(Recorded data)
*-*-*
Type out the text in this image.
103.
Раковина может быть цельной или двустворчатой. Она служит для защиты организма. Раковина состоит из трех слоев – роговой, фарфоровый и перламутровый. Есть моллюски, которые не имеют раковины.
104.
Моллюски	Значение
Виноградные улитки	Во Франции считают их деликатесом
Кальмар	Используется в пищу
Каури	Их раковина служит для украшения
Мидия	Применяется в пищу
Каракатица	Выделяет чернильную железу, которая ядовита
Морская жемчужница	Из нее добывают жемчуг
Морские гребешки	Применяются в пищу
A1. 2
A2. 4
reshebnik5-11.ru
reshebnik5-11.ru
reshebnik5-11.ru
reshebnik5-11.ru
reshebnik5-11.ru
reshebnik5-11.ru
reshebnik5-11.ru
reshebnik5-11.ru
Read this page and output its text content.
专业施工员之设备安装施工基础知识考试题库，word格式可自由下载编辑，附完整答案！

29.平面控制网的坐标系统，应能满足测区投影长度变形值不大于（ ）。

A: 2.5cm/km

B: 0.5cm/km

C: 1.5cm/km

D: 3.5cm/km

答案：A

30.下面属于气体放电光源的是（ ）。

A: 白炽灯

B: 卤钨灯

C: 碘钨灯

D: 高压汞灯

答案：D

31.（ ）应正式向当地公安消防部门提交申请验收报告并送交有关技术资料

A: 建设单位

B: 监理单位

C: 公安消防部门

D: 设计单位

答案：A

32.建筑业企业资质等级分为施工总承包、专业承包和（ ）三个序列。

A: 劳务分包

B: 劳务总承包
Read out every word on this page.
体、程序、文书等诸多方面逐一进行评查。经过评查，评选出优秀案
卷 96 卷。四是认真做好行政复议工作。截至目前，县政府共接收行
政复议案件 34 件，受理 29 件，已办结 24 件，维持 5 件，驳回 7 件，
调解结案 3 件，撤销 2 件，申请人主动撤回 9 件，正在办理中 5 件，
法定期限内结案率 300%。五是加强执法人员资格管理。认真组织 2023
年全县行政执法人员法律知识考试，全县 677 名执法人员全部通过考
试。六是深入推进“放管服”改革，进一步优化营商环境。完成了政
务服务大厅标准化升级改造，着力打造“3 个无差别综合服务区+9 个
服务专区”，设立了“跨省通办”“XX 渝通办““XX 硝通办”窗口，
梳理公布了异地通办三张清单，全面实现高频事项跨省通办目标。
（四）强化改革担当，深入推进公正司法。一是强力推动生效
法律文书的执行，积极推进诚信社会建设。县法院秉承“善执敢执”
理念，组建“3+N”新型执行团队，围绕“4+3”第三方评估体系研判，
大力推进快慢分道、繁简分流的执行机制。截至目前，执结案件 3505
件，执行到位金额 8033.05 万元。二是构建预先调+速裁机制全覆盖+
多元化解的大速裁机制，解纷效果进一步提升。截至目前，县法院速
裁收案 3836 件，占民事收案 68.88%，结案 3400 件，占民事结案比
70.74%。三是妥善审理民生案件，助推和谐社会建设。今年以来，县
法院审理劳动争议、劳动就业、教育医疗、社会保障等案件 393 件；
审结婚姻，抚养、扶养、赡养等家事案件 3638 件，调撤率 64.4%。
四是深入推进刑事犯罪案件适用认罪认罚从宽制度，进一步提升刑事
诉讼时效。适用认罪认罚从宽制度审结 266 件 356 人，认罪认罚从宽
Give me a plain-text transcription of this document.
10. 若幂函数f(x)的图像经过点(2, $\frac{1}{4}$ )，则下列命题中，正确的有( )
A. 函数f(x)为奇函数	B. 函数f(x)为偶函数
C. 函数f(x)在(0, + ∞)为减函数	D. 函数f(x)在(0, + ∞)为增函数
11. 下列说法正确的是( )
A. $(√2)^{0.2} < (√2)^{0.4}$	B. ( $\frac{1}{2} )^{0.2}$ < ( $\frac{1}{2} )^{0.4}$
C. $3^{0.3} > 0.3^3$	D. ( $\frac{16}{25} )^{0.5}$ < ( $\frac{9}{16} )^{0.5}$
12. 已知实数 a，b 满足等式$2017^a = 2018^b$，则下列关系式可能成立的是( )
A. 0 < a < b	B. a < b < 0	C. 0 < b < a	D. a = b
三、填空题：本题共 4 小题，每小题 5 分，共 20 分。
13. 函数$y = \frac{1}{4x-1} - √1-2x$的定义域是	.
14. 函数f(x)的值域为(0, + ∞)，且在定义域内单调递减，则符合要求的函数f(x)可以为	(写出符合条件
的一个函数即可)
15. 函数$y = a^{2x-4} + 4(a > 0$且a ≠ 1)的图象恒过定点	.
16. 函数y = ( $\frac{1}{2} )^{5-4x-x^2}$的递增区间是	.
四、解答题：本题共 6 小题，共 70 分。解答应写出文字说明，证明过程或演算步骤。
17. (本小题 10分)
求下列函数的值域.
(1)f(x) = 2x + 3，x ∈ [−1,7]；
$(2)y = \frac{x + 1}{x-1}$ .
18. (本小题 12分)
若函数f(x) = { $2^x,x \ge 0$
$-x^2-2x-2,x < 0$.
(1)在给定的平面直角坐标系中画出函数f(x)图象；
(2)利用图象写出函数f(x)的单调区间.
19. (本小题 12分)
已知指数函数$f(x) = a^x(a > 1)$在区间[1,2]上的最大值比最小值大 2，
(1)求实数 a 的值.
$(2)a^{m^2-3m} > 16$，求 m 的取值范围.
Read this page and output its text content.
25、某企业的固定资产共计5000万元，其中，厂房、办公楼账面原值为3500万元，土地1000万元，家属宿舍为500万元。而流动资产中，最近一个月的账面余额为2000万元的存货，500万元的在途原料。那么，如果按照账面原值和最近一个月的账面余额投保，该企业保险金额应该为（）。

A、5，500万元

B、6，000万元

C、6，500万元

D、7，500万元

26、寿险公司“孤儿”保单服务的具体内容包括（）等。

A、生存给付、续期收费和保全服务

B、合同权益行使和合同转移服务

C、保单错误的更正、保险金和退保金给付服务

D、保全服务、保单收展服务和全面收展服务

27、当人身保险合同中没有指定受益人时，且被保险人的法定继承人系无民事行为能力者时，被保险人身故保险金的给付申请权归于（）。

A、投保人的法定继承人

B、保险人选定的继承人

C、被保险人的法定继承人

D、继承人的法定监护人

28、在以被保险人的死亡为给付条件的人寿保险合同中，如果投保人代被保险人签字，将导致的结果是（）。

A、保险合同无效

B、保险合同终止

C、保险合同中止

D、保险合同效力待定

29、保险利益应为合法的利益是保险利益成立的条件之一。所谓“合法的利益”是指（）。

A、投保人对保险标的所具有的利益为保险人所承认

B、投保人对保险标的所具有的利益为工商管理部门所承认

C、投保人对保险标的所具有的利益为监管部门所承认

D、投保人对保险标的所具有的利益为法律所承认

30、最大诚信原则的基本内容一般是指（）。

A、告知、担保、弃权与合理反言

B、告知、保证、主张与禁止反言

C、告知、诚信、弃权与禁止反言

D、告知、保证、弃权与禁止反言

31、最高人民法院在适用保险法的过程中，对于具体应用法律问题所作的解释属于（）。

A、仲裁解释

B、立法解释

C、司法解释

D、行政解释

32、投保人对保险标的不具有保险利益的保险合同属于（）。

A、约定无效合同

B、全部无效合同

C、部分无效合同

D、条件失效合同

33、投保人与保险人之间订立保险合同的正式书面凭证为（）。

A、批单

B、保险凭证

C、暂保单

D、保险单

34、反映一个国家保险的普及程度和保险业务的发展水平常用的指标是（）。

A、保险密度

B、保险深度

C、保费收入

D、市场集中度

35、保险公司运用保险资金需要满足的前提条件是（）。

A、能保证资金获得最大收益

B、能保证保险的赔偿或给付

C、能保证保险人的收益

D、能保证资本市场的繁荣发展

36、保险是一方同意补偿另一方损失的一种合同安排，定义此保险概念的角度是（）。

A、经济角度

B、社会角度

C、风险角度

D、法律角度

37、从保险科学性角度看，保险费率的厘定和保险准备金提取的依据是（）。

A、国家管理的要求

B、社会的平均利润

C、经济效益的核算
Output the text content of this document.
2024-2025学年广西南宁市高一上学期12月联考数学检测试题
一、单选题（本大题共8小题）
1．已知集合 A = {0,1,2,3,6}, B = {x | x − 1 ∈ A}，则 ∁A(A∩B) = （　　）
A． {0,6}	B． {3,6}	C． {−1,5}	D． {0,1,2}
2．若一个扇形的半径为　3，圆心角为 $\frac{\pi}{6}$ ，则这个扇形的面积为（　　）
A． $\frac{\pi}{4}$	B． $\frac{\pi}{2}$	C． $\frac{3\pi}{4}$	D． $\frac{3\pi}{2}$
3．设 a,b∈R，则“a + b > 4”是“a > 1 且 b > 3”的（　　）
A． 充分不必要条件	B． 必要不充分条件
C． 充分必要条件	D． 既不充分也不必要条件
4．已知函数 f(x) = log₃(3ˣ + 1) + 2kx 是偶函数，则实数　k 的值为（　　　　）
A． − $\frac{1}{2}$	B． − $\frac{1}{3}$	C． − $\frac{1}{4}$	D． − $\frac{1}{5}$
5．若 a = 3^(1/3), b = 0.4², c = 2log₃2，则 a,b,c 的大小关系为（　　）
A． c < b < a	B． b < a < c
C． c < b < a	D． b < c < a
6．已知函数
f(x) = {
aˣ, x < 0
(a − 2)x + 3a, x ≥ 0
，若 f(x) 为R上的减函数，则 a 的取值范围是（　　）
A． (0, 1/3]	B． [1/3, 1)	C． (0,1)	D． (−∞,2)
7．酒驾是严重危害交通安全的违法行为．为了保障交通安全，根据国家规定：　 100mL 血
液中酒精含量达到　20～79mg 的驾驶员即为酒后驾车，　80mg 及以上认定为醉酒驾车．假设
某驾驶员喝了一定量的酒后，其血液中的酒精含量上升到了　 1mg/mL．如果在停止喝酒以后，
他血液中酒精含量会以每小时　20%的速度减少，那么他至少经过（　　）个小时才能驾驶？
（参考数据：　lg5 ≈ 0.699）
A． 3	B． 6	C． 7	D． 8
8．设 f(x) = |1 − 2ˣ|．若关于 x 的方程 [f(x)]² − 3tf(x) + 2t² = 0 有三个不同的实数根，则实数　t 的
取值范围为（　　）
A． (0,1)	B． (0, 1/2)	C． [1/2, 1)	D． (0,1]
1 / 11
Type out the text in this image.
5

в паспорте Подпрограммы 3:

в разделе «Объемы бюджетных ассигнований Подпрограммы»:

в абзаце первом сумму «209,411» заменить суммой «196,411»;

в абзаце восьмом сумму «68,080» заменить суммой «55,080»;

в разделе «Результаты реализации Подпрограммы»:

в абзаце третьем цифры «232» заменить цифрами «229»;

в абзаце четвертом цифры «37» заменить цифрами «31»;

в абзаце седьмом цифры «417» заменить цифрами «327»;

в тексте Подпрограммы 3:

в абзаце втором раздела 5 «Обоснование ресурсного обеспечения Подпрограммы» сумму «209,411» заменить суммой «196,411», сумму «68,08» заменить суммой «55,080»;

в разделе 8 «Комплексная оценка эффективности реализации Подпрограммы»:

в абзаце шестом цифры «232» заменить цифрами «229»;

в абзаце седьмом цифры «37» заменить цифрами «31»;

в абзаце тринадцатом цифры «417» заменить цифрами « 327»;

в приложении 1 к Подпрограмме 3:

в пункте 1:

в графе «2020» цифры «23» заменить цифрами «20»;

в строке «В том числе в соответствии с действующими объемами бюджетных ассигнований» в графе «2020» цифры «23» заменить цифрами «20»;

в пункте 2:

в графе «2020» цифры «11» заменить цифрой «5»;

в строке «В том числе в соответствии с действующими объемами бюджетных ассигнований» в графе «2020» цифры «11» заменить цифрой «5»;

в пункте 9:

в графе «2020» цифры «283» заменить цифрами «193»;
*-*-*
• Given task:
Using the listing, copy every line where the word "this" shows up.

• Exercise response:
Type out the text in this image.
Read this page and output its text content.
Read out every word on this page.
Give me a plain-text transcription of this document.
Read this page and output its text content.
Output the text content of this document.
Type out the text in this image.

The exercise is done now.